**REQUIREMENTS**
Find the word "Oberflächen" in the listing; pull out each line holding it.

**DATA FOR THE TASK**
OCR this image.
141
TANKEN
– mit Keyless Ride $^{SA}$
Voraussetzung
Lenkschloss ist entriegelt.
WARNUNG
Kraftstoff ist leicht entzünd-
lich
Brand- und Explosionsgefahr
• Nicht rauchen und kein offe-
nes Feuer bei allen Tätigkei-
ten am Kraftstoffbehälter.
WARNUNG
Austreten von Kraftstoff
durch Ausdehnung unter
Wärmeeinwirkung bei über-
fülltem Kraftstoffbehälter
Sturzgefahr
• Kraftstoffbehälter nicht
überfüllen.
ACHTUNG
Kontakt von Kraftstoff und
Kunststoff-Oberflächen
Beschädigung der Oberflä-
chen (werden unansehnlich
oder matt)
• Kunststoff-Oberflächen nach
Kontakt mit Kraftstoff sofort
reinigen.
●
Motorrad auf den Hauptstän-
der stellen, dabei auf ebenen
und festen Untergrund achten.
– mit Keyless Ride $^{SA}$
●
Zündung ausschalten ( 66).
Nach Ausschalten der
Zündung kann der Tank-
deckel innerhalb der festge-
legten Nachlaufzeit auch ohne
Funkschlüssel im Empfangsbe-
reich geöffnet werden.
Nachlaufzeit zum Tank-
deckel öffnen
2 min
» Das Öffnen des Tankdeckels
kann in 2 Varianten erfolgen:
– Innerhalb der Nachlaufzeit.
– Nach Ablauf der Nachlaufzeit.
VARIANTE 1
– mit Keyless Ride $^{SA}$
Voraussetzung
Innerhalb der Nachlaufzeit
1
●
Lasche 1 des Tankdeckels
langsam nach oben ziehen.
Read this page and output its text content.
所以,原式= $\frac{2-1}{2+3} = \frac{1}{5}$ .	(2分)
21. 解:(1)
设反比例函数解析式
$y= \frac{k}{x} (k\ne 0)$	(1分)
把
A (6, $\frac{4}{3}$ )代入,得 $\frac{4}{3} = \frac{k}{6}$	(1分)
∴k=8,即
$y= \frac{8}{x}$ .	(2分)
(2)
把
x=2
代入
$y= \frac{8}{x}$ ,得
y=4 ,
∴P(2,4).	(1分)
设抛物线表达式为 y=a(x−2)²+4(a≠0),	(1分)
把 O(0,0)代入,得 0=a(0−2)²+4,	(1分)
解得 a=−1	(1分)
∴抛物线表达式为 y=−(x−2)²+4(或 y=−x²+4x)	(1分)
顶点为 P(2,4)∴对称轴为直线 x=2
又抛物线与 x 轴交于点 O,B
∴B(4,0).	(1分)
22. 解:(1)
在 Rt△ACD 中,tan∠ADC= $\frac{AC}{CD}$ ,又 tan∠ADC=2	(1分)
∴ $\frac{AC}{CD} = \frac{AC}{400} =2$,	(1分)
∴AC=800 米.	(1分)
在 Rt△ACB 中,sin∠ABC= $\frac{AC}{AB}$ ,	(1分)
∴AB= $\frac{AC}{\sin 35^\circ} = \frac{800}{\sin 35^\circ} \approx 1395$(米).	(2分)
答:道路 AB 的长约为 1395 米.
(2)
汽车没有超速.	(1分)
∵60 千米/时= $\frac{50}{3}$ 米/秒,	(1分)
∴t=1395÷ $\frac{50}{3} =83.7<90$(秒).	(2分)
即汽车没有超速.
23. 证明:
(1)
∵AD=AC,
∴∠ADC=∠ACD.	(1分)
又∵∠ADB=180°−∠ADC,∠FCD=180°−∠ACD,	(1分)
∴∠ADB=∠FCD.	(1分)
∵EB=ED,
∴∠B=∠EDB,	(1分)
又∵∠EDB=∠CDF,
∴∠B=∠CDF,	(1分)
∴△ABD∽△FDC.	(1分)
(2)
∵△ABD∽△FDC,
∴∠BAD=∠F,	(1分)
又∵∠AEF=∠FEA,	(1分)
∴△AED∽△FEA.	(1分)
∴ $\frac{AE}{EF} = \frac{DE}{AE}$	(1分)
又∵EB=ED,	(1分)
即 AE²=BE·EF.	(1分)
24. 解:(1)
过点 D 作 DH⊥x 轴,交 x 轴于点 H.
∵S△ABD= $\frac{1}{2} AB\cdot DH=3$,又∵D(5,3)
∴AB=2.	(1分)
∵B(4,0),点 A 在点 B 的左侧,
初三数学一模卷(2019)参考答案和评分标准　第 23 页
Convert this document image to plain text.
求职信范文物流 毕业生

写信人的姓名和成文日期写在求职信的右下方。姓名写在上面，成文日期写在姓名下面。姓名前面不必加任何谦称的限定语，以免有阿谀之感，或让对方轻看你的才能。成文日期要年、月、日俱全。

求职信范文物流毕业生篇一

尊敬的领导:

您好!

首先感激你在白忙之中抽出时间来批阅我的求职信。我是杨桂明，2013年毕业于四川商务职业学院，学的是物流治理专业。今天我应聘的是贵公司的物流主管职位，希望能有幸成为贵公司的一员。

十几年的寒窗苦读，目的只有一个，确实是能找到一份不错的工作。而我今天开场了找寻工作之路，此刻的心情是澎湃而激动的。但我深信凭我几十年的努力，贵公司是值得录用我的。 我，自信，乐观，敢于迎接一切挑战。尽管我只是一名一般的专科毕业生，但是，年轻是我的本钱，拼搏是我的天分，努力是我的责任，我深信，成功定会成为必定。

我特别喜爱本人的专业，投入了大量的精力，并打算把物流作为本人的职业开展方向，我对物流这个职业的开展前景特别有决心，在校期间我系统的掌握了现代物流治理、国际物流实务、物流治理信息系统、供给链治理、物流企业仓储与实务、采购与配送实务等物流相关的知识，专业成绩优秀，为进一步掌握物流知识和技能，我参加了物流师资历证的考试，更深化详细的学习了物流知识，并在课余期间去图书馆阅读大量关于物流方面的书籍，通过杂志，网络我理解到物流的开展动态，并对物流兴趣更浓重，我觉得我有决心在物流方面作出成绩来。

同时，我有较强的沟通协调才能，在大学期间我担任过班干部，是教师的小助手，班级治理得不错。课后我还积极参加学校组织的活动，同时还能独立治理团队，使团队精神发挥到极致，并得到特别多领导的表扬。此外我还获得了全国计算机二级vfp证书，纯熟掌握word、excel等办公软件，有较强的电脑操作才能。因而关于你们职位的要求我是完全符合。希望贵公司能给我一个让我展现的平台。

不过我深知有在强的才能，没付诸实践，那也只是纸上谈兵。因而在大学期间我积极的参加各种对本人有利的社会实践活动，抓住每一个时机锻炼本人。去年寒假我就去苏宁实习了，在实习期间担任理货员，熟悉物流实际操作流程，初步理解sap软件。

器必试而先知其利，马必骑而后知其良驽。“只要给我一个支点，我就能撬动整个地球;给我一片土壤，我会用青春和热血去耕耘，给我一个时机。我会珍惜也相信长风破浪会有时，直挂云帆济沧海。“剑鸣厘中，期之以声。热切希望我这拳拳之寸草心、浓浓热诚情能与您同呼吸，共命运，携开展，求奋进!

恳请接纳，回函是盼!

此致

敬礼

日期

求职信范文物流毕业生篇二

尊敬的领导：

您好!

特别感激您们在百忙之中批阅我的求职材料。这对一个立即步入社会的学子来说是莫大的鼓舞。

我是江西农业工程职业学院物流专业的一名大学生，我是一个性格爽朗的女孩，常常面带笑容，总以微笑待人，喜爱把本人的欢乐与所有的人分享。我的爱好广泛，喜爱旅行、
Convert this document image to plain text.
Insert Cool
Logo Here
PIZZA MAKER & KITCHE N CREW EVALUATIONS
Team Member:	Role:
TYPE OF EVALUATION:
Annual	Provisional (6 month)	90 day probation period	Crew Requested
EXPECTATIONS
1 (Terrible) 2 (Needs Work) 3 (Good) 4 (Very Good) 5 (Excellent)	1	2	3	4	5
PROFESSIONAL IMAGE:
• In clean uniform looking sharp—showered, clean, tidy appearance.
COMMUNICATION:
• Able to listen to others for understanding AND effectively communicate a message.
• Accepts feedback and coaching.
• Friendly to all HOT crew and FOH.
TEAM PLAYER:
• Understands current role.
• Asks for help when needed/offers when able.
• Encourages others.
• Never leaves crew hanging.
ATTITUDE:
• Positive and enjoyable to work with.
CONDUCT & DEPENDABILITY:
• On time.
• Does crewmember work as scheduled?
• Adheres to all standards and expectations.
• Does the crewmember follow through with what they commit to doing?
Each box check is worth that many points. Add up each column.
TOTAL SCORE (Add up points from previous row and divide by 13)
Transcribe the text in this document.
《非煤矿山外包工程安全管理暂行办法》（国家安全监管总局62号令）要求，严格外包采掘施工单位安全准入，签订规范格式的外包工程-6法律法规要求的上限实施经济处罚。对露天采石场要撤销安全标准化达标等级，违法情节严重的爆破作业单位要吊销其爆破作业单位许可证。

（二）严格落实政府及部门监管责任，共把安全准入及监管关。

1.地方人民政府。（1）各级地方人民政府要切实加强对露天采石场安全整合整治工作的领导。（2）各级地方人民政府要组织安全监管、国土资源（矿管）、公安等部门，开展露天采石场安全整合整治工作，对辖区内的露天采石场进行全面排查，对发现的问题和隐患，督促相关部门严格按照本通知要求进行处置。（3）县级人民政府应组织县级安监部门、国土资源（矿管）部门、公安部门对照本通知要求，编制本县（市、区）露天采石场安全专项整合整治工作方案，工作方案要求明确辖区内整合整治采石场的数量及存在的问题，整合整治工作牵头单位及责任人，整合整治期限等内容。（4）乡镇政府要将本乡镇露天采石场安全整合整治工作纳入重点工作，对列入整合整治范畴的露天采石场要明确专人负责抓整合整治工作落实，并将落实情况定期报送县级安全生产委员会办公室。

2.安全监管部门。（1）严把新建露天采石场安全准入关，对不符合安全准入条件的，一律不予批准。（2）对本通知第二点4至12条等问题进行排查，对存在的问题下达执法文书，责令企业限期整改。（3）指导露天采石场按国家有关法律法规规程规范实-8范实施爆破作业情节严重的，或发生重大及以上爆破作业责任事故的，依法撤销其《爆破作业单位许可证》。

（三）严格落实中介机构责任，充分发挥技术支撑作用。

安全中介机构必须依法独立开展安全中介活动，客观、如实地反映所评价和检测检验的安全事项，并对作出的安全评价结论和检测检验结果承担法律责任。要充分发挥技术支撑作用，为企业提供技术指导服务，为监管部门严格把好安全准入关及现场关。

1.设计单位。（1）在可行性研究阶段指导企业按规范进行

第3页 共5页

**COMPLETED TASK**
Kunststoff-Oberflächen
• Kunststoff-Oberflächen nach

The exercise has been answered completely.